### The task
Only the lines holding "zijn" are wanted. Copy every one from the records below.

[Opening Entries supplied section]

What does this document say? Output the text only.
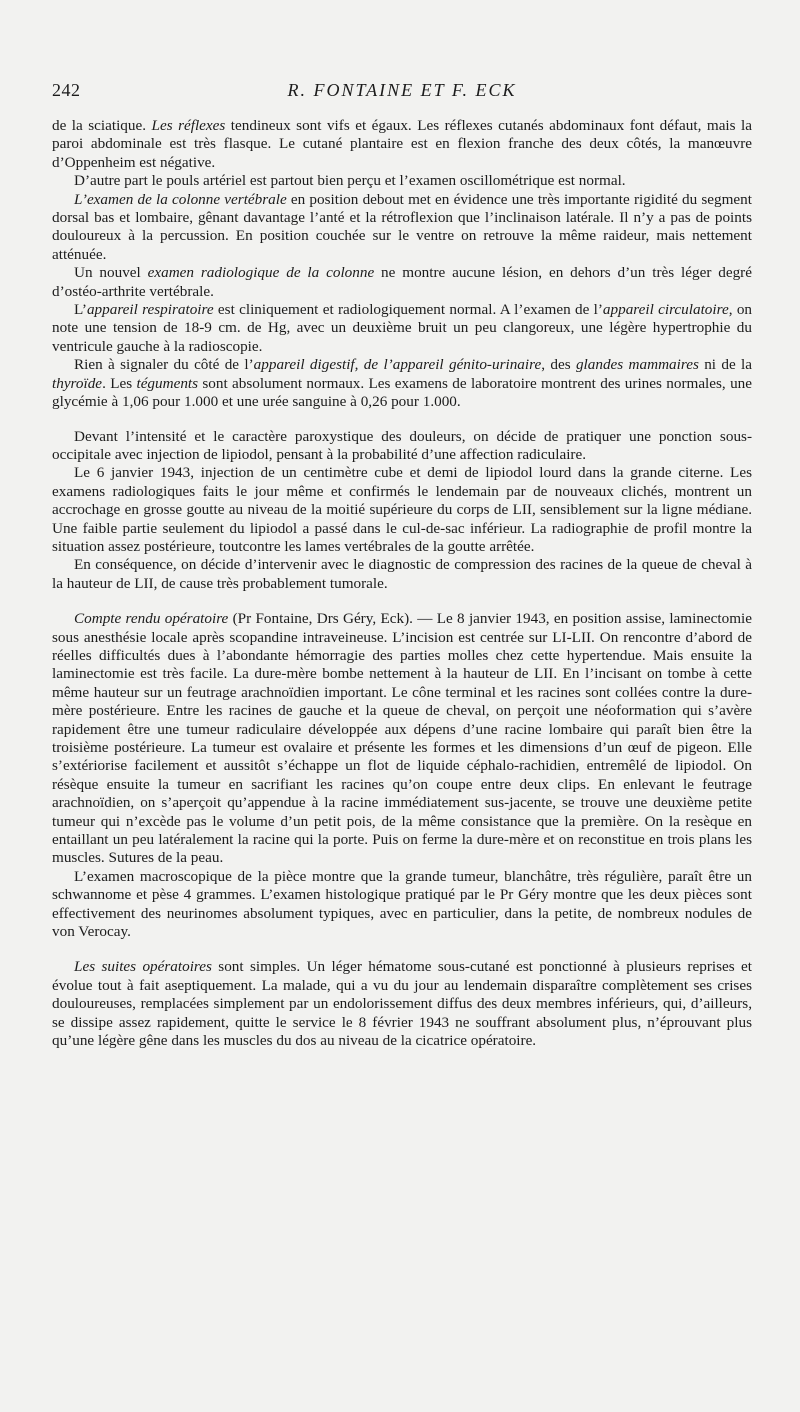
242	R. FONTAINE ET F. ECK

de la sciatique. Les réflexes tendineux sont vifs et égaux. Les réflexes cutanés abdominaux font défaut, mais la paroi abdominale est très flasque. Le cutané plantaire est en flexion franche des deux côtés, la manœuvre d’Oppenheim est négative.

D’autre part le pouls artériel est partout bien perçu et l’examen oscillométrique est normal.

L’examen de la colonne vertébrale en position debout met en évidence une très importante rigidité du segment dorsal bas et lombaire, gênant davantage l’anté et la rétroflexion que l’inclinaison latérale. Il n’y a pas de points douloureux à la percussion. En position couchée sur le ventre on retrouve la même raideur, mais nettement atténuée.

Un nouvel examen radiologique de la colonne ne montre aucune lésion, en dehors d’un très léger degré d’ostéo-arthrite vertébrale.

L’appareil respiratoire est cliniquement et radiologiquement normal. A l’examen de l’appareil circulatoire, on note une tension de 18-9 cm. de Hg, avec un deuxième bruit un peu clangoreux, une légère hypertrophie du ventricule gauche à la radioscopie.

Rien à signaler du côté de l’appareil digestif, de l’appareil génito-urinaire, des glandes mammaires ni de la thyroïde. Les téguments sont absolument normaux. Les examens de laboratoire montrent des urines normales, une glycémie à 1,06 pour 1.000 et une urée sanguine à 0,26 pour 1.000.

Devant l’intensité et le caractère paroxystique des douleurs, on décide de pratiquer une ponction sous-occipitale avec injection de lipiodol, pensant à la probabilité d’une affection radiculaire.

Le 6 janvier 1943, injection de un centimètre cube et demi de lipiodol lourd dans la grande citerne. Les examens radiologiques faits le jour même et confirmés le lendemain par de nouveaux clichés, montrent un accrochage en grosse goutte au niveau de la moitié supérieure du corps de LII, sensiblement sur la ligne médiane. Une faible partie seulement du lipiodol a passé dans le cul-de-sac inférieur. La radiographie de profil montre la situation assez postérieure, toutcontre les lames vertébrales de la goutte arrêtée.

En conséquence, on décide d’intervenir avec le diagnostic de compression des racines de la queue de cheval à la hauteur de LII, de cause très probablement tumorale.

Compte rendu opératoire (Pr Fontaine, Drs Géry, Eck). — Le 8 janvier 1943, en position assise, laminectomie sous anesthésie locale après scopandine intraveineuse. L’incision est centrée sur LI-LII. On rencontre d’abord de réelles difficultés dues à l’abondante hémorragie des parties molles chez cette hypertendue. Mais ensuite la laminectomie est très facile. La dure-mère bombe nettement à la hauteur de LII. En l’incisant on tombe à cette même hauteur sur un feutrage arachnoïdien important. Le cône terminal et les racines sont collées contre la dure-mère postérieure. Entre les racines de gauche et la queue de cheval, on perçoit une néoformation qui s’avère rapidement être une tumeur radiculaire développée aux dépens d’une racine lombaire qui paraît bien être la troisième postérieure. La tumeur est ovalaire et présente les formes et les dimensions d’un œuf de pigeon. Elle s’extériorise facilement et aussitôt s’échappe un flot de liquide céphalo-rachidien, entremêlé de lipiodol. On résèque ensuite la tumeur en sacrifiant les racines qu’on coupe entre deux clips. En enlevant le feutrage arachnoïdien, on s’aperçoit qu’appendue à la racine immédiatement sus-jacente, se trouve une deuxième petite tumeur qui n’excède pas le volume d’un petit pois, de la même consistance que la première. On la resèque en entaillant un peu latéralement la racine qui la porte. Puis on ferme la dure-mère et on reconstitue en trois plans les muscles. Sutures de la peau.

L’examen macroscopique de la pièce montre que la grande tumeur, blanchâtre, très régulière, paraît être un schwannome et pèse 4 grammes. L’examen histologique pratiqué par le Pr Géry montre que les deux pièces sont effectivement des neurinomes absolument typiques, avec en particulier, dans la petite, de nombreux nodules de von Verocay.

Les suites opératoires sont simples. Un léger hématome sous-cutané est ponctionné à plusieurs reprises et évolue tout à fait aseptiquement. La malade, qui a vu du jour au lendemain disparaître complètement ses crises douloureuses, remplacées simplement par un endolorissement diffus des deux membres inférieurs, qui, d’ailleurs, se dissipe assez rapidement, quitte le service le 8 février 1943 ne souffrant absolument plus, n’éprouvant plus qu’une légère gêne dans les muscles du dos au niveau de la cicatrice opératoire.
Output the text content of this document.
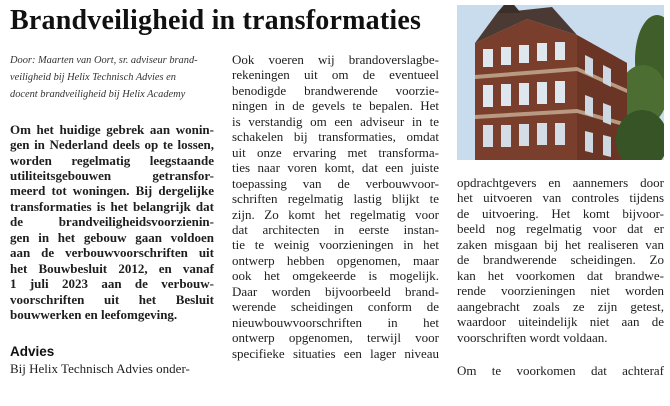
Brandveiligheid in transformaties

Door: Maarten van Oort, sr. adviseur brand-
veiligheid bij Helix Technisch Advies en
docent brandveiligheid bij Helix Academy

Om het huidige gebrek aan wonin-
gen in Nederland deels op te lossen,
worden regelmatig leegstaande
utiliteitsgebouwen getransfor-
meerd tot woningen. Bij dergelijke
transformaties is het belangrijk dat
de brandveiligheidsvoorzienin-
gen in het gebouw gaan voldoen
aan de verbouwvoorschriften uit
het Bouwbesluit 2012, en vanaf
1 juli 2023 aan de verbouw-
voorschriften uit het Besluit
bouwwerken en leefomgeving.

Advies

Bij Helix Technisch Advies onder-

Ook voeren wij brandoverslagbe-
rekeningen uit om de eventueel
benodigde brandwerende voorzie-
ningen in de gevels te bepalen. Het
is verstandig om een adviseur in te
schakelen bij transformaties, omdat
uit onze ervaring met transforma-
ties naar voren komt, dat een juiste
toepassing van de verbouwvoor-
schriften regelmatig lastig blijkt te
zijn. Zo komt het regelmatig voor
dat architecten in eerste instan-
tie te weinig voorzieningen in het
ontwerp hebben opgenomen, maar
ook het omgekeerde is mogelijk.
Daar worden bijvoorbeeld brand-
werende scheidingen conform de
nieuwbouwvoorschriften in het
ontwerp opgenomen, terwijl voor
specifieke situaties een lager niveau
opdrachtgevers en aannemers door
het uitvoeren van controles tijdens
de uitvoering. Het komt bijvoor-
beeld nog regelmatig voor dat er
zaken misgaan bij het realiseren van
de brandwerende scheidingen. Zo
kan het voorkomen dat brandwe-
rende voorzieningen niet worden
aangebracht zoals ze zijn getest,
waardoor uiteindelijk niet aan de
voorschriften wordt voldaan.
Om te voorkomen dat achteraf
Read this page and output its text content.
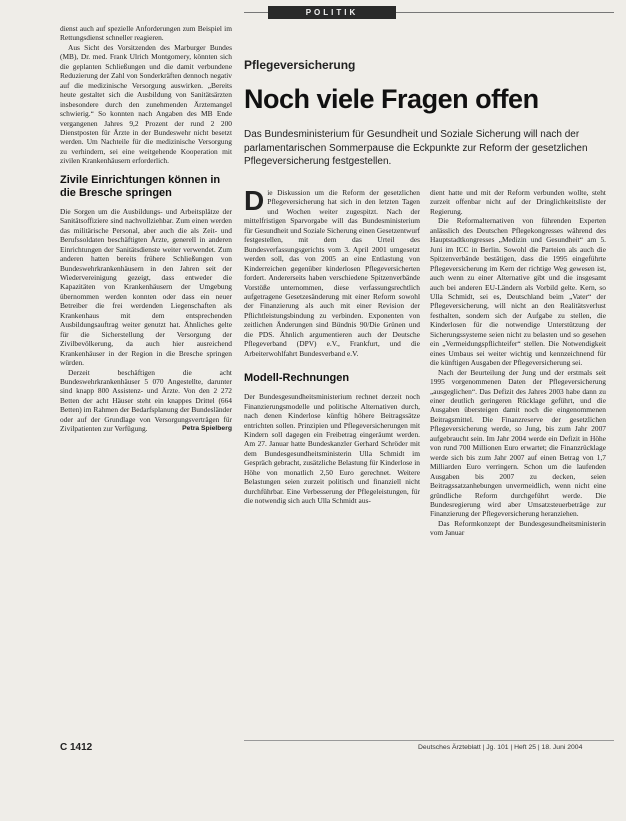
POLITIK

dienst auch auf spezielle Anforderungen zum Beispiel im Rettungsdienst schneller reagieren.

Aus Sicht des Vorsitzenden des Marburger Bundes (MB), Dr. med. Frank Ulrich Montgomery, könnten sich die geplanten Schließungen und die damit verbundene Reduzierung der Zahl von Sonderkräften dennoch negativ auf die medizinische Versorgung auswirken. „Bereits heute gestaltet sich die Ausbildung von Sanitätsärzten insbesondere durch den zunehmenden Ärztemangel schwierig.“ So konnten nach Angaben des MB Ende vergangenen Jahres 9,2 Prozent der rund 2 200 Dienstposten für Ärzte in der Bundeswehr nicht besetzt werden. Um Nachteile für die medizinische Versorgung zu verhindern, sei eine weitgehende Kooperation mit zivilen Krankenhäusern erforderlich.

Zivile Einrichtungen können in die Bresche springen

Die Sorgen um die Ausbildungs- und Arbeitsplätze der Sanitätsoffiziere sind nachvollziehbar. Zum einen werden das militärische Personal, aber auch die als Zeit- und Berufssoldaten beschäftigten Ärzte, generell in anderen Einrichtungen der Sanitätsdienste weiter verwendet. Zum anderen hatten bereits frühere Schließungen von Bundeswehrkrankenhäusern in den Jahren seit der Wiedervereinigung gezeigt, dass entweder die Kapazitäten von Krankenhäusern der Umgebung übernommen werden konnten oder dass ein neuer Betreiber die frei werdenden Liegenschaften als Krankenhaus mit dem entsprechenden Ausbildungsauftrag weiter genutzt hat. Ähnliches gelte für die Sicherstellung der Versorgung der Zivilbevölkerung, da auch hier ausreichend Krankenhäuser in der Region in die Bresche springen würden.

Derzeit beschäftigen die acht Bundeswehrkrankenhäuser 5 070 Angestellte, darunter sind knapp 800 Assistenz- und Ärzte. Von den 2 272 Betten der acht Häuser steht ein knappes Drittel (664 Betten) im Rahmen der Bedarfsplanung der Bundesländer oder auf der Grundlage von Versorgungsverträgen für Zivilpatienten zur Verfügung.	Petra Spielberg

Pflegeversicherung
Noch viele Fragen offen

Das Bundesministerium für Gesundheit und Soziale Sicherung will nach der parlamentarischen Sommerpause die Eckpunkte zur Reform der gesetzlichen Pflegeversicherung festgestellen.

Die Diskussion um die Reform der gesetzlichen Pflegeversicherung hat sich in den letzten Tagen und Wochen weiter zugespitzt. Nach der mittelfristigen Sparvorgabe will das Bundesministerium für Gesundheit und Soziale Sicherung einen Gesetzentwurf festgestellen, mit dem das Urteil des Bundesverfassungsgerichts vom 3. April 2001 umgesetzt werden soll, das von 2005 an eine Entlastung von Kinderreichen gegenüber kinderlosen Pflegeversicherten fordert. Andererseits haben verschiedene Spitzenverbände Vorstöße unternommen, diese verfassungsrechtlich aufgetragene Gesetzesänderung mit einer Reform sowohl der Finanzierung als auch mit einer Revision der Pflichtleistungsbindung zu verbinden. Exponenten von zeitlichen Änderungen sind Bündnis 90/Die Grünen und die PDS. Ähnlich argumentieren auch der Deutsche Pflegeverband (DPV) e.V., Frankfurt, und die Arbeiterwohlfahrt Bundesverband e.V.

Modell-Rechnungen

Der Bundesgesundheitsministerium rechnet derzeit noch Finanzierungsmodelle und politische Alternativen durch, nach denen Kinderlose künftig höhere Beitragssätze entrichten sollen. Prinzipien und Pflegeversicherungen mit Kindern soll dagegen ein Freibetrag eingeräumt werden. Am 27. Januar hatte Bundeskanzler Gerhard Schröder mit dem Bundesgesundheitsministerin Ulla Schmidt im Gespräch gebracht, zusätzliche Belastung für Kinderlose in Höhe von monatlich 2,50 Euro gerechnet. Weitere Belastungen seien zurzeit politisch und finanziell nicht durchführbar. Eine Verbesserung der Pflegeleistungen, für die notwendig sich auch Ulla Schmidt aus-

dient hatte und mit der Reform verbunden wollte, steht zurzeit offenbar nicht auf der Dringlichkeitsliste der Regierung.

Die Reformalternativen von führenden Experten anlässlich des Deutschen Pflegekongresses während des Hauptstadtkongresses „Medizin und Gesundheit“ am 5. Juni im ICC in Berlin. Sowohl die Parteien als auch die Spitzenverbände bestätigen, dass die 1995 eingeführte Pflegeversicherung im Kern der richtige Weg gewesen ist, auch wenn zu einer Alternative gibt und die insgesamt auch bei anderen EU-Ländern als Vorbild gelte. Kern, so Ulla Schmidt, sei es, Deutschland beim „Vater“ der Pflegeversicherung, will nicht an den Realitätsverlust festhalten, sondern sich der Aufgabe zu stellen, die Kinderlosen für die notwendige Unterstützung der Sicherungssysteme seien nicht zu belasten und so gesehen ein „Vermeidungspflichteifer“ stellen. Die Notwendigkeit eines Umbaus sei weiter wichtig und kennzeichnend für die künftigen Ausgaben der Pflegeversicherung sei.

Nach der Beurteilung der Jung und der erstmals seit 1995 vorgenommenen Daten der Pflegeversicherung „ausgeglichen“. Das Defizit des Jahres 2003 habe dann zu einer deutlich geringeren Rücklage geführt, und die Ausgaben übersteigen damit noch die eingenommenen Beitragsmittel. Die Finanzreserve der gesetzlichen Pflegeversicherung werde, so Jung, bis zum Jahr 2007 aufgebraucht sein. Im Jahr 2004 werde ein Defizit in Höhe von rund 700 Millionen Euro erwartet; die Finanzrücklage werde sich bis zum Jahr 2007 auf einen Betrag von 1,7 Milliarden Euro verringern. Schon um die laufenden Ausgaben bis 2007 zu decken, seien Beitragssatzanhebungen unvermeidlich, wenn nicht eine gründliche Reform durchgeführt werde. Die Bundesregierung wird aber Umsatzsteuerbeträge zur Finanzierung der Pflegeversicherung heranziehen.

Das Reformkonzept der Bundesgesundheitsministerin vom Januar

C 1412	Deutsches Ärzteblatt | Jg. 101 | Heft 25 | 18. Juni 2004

[Closing Entries supplied section]

### Exercise answer
zijn. Zo komt het regelmatig voor
aangebracht zoals ze zijn getest,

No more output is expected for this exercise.